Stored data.
——
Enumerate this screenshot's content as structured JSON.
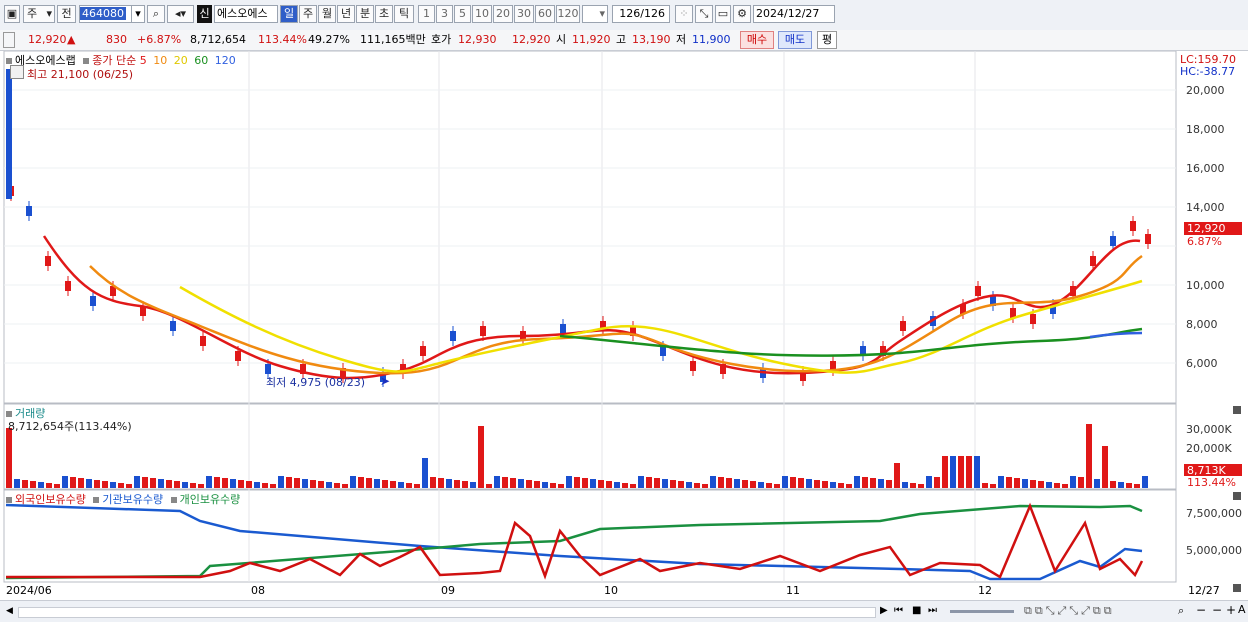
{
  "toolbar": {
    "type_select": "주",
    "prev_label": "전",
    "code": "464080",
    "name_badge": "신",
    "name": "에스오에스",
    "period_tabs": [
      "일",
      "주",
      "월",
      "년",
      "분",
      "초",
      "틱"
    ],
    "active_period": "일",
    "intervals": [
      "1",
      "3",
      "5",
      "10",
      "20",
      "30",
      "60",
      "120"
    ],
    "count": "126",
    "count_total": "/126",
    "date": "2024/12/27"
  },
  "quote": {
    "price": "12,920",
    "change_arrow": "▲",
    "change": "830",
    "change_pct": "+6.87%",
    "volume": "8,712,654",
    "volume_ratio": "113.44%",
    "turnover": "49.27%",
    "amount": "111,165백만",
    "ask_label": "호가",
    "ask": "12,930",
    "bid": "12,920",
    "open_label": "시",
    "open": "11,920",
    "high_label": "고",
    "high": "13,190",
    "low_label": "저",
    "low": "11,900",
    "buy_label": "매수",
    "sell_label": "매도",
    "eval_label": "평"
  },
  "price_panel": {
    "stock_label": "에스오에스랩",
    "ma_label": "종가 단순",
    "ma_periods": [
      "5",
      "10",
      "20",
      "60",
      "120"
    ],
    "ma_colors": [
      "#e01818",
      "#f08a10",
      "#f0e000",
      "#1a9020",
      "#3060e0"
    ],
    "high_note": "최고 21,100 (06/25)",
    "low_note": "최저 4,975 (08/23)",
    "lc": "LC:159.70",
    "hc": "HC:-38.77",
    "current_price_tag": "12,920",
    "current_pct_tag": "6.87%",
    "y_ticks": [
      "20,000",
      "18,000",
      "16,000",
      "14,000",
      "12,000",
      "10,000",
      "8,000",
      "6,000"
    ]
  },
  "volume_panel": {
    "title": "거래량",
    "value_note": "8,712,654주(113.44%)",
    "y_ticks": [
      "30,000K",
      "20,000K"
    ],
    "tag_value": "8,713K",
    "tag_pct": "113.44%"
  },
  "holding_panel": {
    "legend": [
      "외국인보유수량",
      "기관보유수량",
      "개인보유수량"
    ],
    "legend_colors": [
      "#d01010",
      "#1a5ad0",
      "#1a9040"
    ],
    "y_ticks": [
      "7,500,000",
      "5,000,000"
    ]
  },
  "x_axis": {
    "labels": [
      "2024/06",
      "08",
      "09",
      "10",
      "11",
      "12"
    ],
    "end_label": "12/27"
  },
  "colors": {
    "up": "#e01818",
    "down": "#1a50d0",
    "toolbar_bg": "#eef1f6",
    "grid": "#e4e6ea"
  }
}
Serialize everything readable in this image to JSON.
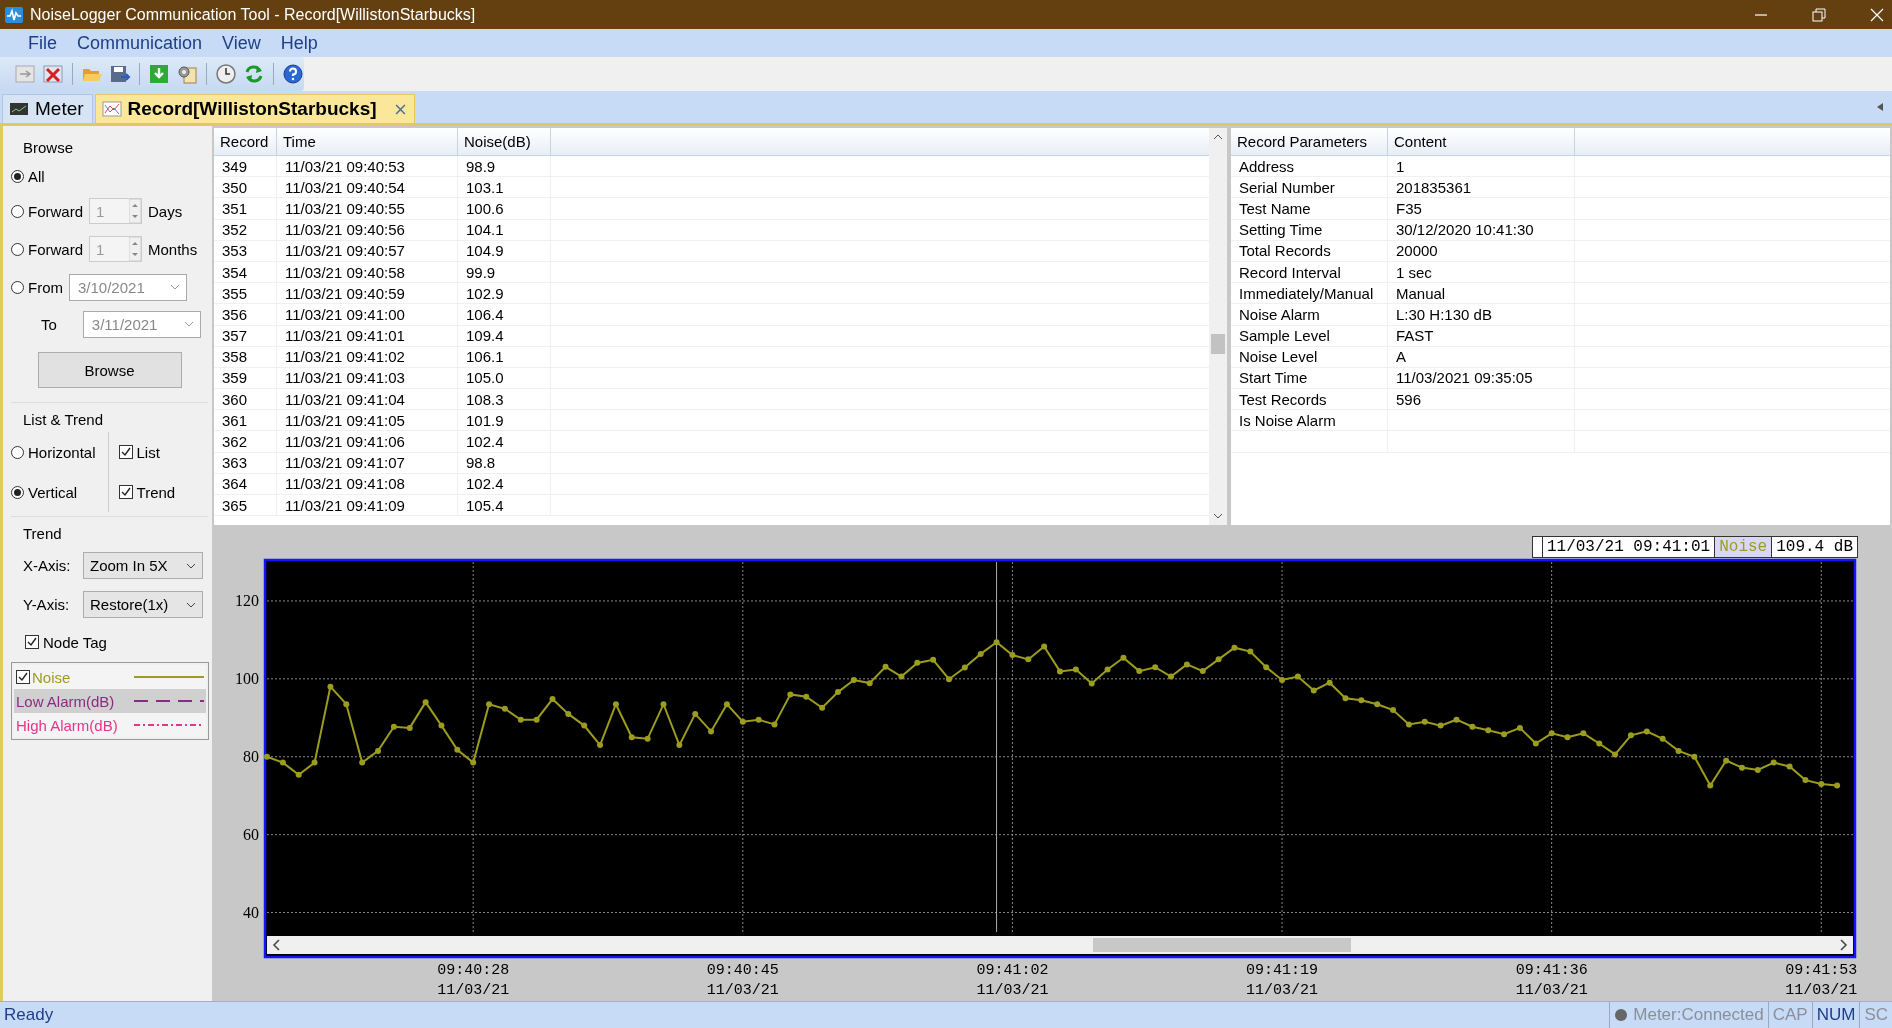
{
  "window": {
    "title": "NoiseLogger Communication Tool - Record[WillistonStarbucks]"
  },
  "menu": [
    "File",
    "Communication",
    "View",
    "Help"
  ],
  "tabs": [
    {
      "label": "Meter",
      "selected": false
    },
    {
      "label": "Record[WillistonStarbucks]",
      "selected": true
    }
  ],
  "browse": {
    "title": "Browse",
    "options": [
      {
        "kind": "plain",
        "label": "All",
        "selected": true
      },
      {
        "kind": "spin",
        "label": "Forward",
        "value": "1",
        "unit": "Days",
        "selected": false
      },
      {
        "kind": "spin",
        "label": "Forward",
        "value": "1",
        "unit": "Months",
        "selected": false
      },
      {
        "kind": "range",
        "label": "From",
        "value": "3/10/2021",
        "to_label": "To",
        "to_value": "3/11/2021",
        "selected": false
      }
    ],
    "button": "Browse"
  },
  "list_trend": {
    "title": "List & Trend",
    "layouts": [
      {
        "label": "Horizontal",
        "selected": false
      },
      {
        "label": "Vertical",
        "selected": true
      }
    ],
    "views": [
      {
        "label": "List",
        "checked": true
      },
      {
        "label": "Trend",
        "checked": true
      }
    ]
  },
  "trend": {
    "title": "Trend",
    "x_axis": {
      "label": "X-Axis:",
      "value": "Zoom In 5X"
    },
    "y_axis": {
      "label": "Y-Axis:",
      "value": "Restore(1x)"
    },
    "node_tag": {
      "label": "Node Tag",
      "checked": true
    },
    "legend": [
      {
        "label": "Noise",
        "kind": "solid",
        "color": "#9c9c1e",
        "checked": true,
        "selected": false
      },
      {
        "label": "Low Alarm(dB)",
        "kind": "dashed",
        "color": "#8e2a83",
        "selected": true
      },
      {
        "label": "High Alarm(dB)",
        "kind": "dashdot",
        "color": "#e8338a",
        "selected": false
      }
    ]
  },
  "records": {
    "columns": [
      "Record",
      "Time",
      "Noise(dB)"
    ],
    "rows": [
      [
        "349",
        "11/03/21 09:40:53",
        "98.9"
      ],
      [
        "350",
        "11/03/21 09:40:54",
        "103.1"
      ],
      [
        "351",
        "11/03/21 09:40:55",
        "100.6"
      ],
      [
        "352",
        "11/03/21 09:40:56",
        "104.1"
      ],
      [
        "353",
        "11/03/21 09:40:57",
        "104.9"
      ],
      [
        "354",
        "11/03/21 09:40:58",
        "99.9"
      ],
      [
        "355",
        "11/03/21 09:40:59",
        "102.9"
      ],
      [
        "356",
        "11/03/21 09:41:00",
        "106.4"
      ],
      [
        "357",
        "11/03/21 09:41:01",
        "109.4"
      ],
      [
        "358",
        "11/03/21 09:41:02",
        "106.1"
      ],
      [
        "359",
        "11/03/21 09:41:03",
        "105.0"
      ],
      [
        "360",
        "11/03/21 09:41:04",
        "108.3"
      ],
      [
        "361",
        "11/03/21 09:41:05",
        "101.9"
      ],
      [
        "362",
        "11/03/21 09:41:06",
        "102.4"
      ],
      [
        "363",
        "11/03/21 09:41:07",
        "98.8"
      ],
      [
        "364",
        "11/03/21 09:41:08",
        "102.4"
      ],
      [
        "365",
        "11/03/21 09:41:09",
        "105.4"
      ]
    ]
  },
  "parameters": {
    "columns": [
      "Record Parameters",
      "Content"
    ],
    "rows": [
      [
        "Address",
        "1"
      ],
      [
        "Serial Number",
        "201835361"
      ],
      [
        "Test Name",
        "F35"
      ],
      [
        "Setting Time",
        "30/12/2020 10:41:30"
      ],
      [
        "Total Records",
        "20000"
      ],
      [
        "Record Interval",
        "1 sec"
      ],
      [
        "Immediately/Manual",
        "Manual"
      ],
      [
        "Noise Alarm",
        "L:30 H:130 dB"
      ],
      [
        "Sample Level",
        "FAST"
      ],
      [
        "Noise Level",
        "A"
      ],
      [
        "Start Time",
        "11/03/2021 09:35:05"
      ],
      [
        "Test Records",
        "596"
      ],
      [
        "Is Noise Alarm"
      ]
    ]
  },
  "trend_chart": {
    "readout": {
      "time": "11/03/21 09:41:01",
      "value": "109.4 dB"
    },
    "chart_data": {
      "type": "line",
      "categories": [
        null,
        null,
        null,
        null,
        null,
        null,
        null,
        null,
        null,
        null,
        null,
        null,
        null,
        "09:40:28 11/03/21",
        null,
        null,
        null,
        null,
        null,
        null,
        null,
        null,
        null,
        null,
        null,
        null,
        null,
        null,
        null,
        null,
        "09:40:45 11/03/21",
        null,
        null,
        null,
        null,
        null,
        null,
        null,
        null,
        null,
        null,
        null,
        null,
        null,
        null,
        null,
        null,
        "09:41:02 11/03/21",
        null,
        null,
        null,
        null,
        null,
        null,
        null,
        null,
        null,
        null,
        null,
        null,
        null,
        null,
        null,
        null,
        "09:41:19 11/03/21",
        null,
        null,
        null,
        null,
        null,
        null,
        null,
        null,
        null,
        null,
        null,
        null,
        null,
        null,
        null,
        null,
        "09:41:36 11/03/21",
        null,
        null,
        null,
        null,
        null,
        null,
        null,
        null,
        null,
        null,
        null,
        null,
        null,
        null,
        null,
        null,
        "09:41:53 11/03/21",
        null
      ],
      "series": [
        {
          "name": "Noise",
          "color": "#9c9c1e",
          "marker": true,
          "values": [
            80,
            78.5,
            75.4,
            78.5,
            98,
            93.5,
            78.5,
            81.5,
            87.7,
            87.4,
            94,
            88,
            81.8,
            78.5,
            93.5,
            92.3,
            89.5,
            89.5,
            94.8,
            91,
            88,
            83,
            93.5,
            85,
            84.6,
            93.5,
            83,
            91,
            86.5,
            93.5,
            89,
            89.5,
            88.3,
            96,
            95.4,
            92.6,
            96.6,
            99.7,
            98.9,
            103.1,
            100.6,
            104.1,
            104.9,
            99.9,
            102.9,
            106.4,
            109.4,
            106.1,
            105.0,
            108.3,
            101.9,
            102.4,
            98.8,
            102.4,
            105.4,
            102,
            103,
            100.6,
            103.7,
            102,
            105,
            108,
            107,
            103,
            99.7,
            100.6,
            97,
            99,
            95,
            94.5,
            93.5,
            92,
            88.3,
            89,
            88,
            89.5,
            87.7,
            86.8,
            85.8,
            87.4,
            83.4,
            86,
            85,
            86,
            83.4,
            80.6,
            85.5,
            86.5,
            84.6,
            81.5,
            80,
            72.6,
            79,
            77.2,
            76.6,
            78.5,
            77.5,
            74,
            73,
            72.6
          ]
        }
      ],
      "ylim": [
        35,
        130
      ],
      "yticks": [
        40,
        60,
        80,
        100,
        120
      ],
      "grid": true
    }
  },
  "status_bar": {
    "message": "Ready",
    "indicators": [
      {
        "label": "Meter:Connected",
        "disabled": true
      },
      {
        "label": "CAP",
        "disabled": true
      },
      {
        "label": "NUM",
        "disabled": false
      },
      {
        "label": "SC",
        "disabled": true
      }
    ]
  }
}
——
EXERCISE INSTRUCTIONS. Where does the word "Alarm" appear in the listing? List each line that holds it.

SOLUTION TO THIS PROBLEM.
        "label": "Low Alarm(dB)",
        "label": "High Alarm(dB)",
        "Noise Alarm",
        "Is Noise Alarm"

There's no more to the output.